* **EXERCISE SET**:
1. Summarize the excerpt on aFGF and chitosan-heparin particles in two sentences.
2. In the excerpt on aFGF and chitosan-heparin particles, reproduce the passage starting with "3A, the intact" and going on through "in -20.degree. C.".

After washing four times for 10 min. in PBST, enhanced
chemiluminescence (ECL) was used for antigen detection.
[0032] As shown in FIG. 2, most of the aFGF were entrapped by the
Chitosan-Heparin particles disclosed in Example 1 above.
Example 2
Stabilization of aFGF in the Chitosan-Heparin Particles
[0033] In order to test how well of the particles can protect aFGF
from an enzyme digestion, we mixed aFGF or the particles entrapping
aFGF with a protein enzyme, trypsin. The aFGF and trypsin (Sigma,
T1426) was mixed with the ratio of 1:400 in PBS bathed at
37.degree. C. Ten microliters of product was taken out at various
time intervals to mix with 10 ul of 2.times.SDS-sample buffer. The
solution was then immediately being boiled for 5 mins to cease
enzyme reaction.
[0034] As shown in the results, the binding of aFGF to heparin
increased the stability to overcome the challenge in vivo. To
simulate physiological environment, the experiment was held at
37.degree. C. The intact aFGF and aFGF in the particles of the
invention were digested by Trypsin respectively, and aFGF antibody
was used to detect the remaining aFGF. With the increase in time of
enzyme digestion, the amount of aFGF decreases. As shown in FIG.
3A, the intact aFGF (approximately 16 kD) almost disappeared after
5 min of digestion, whereas the band of decomposed aFGF slightly
darkens as indicated by the arrow head. In FIG. 3B, where the aFGF
was protected by chitosan/heparin particle, the aFGF remains
clearly visible after two hours of digestion. It was indicated that
the particles of the invention provided significant protection to
aFGF.
Example 3
Prolonged Release of aFGF
[0035] To check the release of aFGF from the particles of the
invention, the particles of the invention in PBS was divided into
10 vials and placed at room temperature. One of the 10 vials was
centrifuged every other day, and the supernatant and palate were
separated in different container and preserved in -20.degree. C.
After 20 days, the 10 sets of samples were analyzed with aFGF
western blot.

* **Bounding box prediction material**:
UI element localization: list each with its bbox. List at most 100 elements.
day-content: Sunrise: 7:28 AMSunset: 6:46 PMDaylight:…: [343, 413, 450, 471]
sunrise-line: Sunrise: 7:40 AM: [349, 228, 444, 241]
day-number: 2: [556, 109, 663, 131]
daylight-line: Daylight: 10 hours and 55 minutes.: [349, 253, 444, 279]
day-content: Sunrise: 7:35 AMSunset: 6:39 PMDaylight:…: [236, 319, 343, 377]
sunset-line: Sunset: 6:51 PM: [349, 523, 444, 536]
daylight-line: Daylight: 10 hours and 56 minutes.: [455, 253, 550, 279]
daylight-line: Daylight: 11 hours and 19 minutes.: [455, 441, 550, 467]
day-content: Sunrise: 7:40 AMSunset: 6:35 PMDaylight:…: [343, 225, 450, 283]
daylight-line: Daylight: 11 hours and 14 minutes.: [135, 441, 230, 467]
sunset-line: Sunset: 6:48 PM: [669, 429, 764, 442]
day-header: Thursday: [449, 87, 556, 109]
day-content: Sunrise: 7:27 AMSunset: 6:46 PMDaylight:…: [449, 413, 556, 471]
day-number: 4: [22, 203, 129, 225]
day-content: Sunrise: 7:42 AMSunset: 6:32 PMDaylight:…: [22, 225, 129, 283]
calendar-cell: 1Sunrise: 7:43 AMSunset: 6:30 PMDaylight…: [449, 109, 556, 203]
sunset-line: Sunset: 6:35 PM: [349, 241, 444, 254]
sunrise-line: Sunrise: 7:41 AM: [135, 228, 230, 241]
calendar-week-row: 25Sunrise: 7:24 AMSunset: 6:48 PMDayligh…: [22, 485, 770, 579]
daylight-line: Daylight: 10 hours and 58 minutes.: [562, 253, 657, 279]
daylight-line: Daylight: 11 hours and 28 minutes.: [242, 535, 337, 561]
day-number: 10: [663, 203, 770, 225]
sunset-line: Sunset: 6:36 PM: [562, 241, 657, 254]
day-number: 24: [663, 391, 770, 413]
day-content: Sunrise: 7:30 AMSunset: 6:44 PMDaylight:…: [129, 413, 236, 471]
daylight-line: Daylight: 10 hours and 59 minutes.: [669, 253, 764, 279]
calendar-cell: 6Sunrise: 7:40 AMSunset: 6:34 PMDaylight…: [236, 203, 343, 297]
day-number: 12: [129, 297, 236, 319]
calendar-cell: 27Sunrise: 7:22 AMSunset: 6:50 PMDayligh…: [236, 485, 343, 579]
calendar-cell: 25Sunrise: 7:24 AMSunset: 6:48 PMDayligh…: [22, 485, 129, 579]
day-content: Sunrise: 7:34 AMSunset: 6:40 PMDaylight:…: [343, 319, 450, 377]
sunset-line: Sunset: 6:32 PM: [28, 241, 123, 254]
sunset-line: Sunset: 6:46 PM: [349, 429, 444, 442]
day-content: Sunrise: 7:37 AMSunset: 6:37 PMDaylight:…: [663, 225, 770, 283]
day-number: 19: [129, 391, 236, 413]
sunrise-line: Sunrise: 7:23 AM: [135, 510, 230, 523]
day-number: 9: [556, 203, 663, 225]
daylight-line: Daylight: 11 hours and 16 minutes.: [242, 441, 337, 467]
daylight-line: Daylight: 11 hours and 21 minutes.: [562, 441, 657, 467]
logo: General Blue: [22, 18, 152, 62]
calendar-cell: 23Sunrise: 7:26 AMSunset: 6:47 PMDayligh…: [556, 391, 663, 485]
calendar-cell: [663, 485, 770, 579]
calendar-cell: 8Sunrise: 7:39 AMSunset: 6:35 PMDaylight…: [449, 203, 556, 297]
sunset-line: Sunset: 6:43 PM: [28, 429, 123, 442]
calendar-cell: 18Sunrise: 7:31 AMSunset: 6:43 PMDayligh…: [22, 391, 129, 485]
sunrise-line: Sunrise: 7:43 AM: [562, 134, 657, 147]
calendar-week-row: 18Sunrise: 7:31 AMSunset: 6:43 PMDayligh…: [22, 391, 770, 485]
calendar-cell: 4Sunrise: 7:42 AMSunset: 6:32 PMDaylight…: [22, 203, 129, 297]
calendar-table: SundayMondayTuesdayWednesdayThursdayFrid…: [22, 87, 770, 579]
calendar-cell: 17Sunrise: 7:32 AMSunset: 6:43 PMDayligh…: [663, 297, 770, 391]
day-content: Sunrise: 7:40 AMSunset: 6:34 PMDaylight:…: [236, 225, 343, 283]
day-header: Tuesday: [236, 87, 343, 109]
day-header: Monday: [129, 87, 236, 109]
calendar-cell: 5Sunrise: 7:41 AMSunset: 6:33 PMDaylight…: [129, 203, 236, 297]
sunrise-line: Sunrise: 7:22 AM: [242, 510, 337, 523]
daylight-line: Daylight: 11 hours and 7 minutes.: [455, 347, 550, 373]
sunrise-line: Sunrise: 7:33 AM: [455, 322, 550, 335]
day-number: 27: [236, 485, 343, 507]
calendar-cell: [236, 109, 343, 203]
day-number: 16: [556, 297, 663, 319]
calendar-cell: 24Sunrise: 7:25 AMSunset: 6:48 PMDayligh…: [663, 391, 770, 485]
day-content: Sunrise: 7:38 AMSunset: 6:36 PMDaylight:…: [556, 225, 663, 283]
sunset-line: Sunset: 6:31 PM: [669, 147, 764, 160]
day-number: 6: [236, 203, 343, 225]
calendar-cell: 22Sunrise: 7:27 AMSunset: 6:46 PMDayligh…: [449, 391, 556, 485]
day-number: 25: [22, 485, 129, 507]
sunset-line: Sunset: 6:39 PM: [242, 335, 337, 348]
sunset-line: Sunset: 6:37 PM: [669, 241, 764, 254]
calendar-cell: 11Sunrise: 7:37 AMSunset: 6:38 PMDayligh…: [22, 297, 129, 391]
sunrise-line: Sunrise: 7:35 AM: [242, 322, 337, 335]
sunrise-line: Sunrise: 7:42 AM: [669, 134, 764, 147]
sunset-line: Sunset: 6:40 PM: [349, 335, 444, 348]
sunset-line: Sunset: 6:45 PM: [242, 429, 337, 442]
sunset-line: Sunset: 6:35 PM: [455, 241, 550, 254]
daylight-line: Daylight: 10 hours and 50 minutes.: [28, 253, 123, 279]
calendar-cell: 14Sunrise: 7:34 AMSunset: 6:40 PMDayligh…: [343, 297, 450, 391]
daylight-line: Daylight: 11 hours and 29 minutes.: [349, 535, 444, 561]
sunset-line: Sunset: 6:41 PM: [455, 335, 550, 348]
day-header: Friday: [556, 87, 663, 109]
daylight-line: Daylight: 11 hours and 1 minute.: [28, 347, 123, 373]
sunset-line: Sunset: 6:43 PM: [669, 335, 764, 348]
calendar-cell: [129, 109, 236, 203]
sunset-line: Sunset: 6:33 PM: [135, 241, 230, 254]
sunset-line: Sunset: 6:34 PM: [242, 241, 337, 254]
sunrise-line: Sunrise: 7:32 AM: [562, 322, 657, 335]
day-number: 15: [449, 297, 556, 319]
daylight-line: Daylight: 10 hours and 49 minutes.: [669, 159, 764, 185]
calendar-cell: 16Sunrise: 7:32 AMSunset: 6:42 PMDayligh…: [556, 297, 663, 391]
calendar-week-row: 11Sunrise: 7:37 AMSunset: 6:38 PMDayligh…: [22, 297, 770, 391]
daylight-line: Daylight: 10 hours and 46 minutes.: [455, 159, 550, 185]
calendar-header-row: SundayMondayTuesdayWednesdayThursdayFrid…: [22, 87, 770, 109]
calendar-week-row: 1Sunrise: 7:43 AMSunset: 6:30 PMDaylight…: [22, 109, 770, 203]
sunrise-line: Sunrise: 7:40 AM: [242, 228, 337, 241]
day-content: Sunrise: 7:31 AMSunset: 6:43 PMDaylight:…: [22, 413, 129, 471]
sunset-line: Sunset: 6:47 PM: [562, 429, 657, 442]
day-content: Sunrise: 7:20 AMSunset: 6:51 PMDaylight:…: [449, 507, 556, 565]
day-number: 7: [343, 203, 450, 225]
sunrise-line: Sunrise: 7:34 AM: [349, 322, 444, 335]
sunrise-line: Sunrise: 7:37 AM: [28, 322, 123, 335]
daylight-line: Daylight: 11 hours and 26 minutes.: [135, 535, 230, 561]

* **ANSWER LIST**:
1. Most aFGF was entrapped by the chitosan-heparin particles, and in a trypsin digestion test at 37 °C, intact aFGF almost disappeared after 5 minutes, while aFGF in the particles remained clearly visible after two hours, indicating the particles protect aFGF significantly. To check release, the particles in PBS were divided into 10 vials, one vial was centrifuged every other day, and after 20 days the samples were analyzed with aFGF western blot.

2.
3A, the intact aFGF (approximately 16 kD) almost disappeared after
5 min of digestion, whereas the band of decomposed aFGF slightly
darkens as indicated by the arrow head. In FIG. 3B, where the aFGF
was protected by chitosan/heparin particle, the aFGF remains
clearly visible after two hours of digestion. It was indicated that
the particles of the invention provided significant protection to
aFGF.
Example 3
Prolonged Release of aFGF
[0035] To check the release of aFGF from the particles of the
invention, the particles of the invention in PBS was divided into
10 vials and placed at room temperature. One of the 10 vials was
centrifuged every other day, and the supernatant and palate were
separated in different container and preserved in -20.degree. C.